◆ The data:
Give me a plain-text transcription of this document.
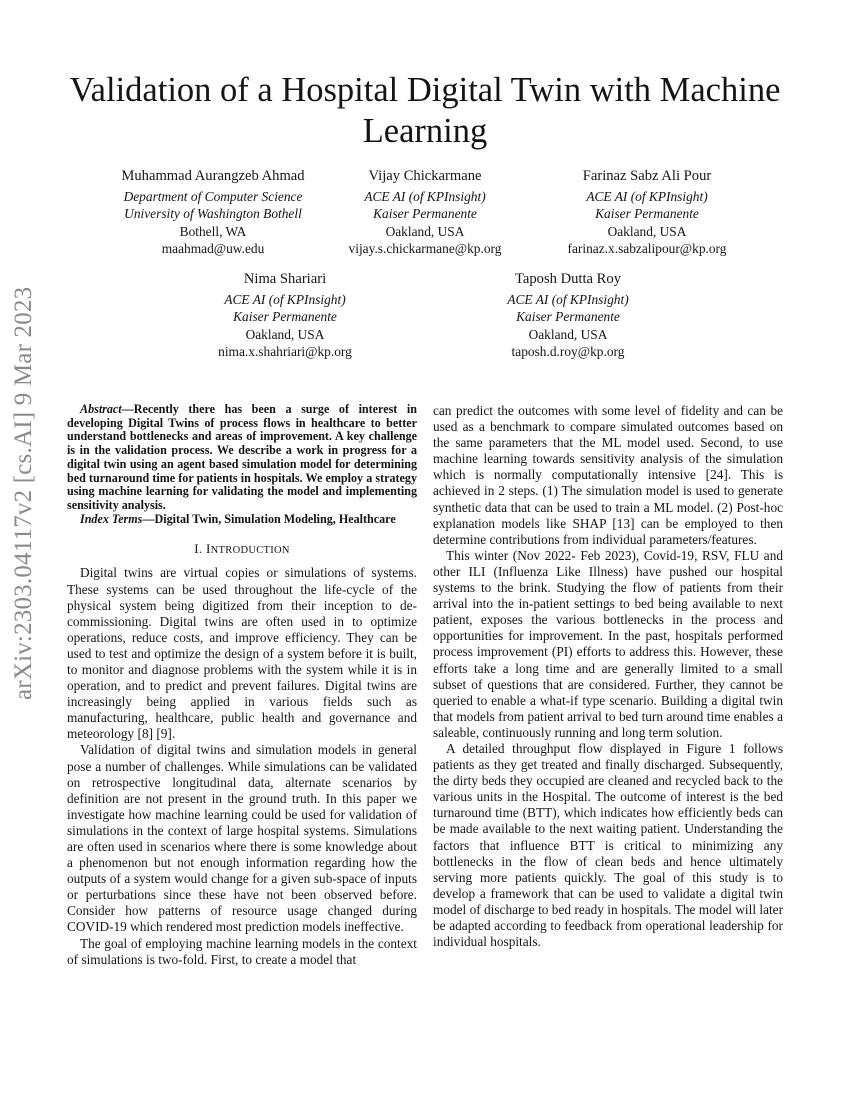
arXiv:2303.04117v2 [cs.AI] 9 Mar 2023
Validation of a Hospital Digital Twin with Machine Learning
Muhammad Aurangzeb Ahmad
Department of Computer Science
University of Washington Bothell
Bothell, WA
maahmad@uw.edu
Vijay Chickarmane
ACE AI (of KPInsight)
Kaiser Permanente
Oakland, USA
vijay.s.chickarmane@kp.org
Farinaz Sabz Ali Pour
ACE AI (of KPInsight)
Kaiser Permanente
Oakland, USA
farinaz.x.sabzalipour@kp.org
Nima Shariari
ACE AI (of KPInsight)
Kaiser Permanente
Oakland, USA
nima.x.shahriari@kp.org
Taposh Dutta Roy
ACE AI (of KPInsight)
Kaiser Permanente
Oakland, USA
taposh.d.roy@kp.org

Abstract—Recently there has been a surge of interest in developing Digital Twins of process flows in healthcare to better understand bottlenecks and areas of improvement. A key challenge is in the validation process. We describe a work in progress for a digital twin using an agent based simulation model for determining bed turnaround time for patients in hospitals. We employ a strategy using machine learning for validating the model and implementing sensitivity analysis.

Index Terms—Digital Twin, Simulation Modeling, Healthcare

I. INTRODUCTION

Digital twins are virtual copies or simulations of systems. These systems can be used throughout the life-cycle of the physical system being digitized from their inception to de-commissioning. Digital twins are often used in to optimize operations, reduce costs, and improve efficiency. They can be used to test and optimize the design of a system before it is built, to monitor and diagnose problems with the system while it is in operation, and to predict and prevent failures. Digital twins are increasingly being applied in various fields such as manufacturing, healthcare, public health and governance and meteorology [8] [9].

Validation of digital twins and simulation models in general pose a number of challenges. While simulations can be validated on retrospective longitudinal data, alternate scenarios by definition are not present in the ground truth. In this paper we investigate how machine learning could be used for validation of simulations in the context of large hospital systems. Simulations are often used in scenarios where there is some knowledge about a phenomenon but not enough information regarding how the outputs of a system would change for a given sub-space of inputs or perturbations since these have not been observed before. Consider how patterns of resource usage changed during COVID-19 which rendered most prediction models ineffective.

The goal of employing machine learning models in the context of simulations is two-fold. First, to create a model that

can predict the outcomes with some level of fidelity and can be used as a benchmark to compare simulated outcomes based on the same parameters that the ML model used. Second, to use machine learning towards sensitivity analysis of the simulation which is normally computationally intensive [24]. This is achieved in 2 steps. (1) The simulation model is used to generate synthetic data that can be used to train a ML model. (2) Post-hoc explanation models like SHAP [13] can be employed to then determine contributions from individual parameters/features.

This winter (Nov 2022- Feb 2023), Covid-19, RSV, FLU and other ILI (Influenza Like Illness) have pushed our hospital systems to the brink. Studying the flow of patients from their arrival into the in-patient settings to bed being available to next patient, exposes the various bottlenecks in the process and opportunities for improvement. In the past, hospitals performed process improvement (PI) efforts to address this. However, these efforts take a long time and are generally limited to a small subset of questions that are considered. Further, they cannot be queried to enable a what-if type scenario. Building a digital twin that models from patient arrival to bed turn around time enables a saleable, continuously running and long term solution.

A detailed throughput flow displayed in Figure 1 follows patients as they get treated and finally discharged. Subsequently, the dirty beds they occupied are cleaned and recycled back to the various units in the Hospital. The outcome of interest is the bed turnaround time (BTT), which indicates how efficiently beds can be made available to the next waiting patient. Understanding the factors that influence BTT is critical to minimizing any bottlenecks in the flow of clean beds and hence ultimately serving more patients quickly. The goal of this study is to develop a framework that can be used to validate a digital twin model of discharge to bed ready in hospitals. The model will later be adapted according to feedback from operational leadership for individual hospitals.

◆ About this task:
Please filter the data down to the lines containing the word "Bothell".

◆ Output of the exercise:
University of Washington Bothell
Bothell, WA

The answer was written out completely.